- _WHAT YOU SHOULD DO_: Filter the data below for the string "NBIoT" and copy each matching line.

- _PROVIDED INFORMATION_:

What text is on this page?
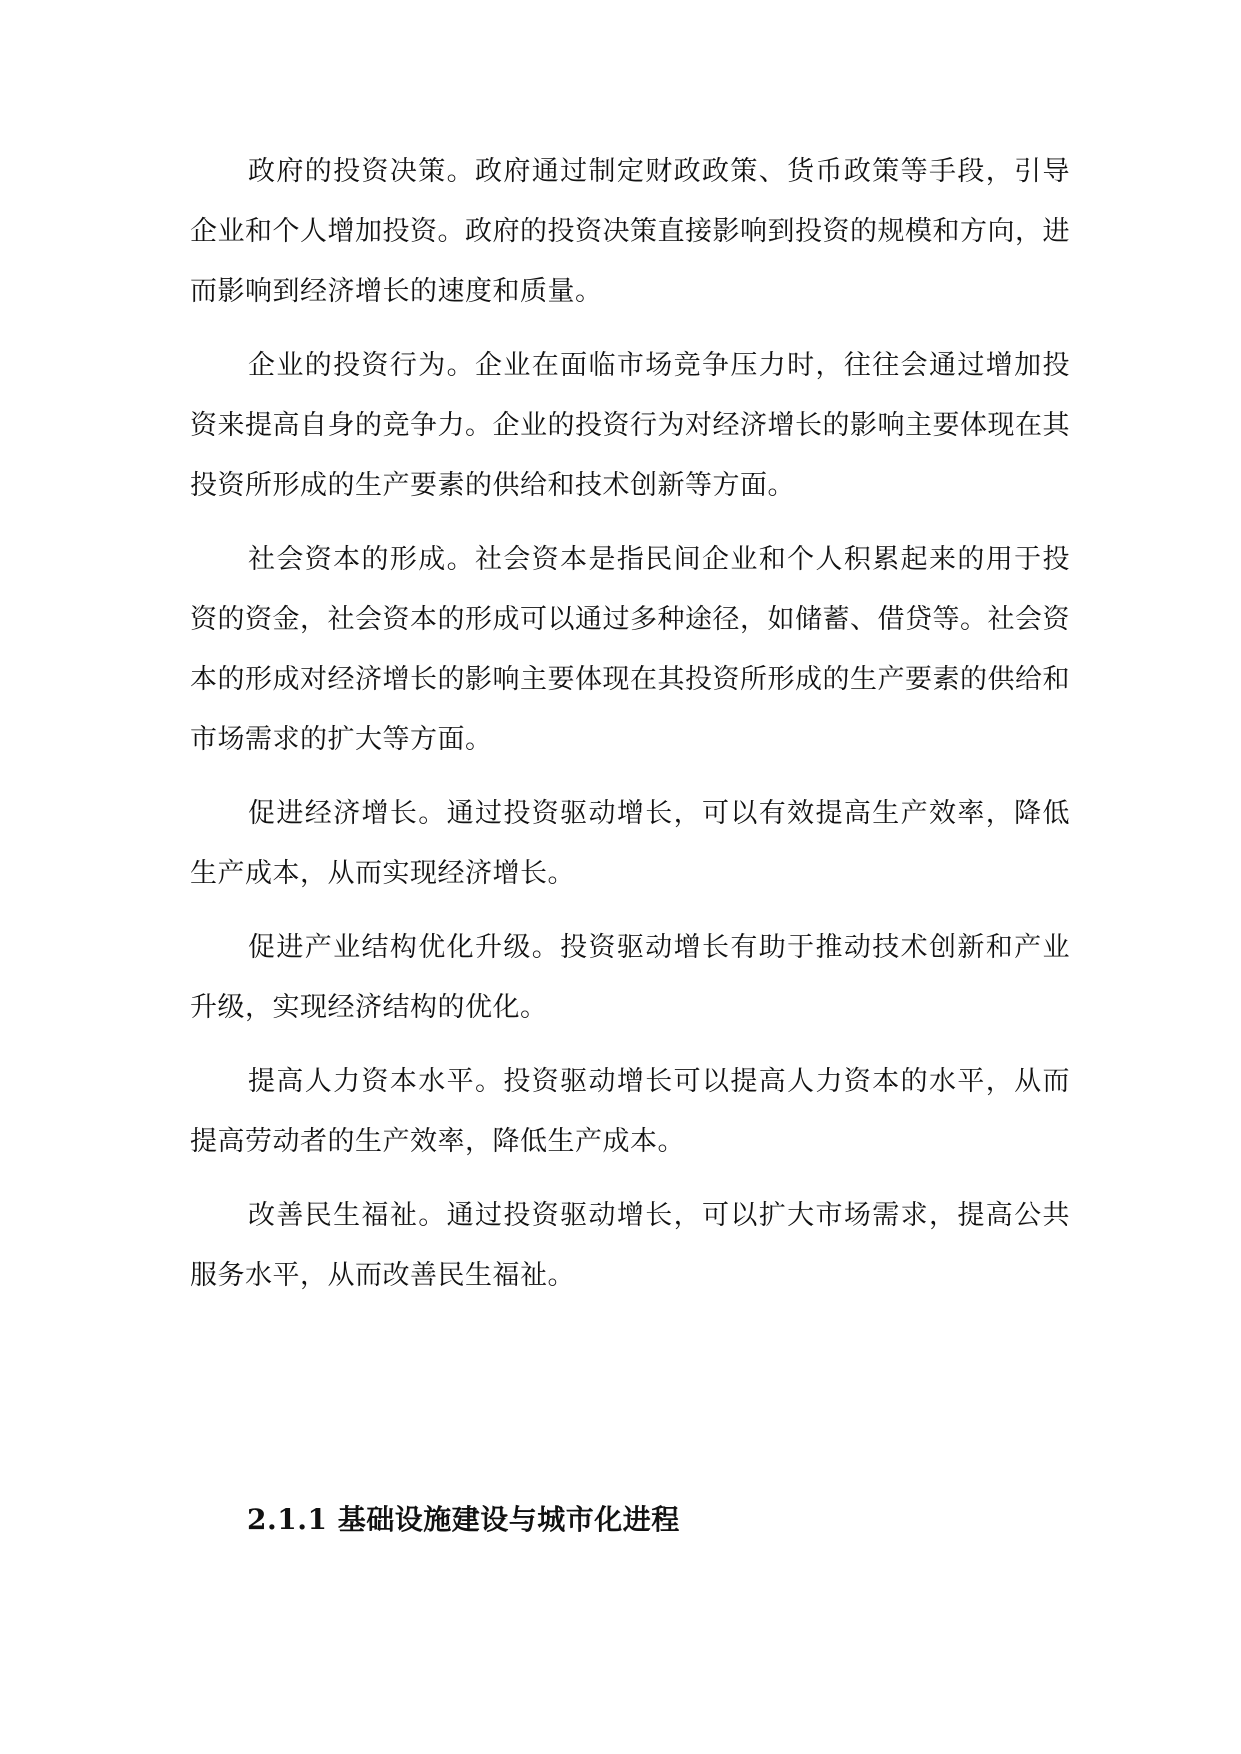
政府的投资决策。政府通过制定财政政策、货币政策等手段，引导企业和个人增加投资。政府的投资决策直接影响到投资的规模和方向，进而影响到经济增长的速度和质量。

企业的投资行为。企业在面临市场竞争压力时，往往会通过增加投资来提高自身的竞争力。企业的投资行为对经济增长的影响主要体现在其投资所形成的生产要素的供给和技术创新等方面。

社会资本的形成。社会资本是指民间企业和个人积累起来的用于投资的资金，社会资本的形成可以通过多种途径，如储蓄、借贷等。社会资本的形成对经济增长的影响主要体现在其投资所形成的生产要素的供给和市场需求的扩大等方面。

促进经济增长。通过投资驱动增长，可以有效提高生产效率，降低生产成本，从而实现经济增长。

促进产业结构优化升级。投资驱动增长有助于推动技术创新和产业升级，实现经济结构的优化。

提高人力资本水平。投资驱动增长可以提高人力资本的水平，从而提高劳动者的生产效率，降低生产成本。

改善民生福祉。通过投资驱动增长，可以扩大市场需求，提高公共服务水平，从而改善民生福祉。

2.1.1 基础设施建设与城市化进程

* * *

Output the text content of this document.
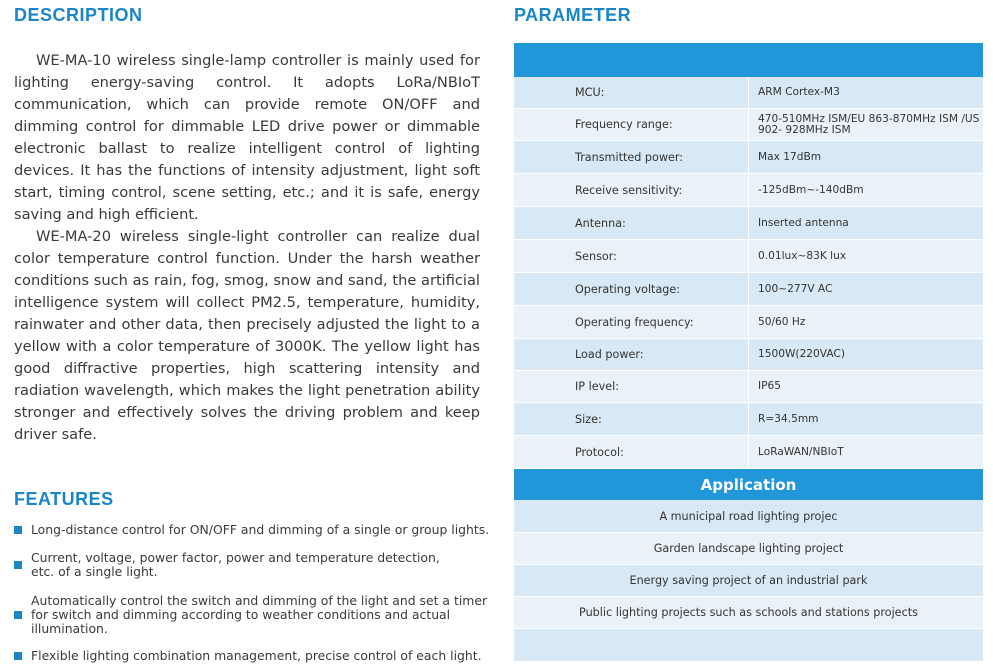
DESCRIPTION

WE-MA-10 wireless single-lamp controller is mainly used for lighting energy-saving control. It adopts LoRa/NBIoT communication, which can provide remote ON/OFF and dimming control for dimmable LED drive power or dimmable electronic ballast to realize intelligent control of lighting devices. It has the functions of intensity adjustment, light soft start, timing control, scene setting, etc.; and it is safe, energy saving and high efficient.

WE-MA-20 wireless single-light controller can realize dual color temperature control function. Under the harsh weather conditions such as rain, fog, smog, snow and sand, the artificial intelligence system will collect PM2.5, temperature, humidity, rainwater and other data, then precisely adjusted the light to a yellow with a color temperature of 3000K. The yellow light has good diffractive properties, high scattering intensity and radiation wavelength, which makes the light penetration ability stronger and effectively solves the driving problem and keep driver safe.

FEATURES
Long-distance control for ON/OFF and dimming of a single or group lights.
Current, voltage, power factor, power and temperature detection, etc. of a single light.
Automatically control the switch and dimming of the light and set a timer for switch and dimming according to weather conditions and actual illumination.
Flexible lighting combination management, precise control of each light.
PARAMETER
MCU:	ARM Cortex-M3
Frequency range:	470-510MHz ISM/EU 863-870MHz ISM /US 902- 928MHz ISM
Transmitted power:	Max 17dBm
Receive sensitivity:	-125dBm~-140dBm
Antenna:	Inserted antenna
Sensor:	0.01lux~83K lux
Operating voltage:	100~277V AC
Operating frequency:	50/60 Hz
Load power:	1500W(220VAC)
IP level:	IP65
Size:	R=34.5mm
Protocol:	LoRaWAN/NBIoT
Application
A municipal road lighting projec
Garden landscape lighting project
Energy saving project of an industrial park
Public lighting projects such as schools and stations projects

--

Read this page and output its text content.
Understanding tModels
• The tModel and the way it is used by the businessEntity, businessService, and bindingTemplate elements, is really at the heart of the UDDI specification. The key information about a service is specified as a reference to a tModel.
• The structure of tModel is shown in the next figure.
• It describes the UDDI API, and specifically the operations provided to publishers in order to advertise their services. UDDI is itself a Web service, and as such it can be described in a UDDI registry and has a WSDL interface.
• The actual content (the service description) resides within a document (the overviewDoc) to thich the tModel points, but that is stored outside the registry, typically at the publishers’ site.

- _REPLY TO THE TASK_:
WE-MA-10 wireless single-lamp controller is mainly used for lighting energy-saving control. It adopts LoRa/NBIoT communication, which can provide remote ON/OFF and dimming control for dimmable LED drive power or dimmable electronic ballast to realize intelligent control of lighting devices. It has the functions of intensity adjustment, light soft start, timing control, scene setting, etc.; and it is safe, energy saving and high efficient.
Protocol:	LoRaWAN/NBIoT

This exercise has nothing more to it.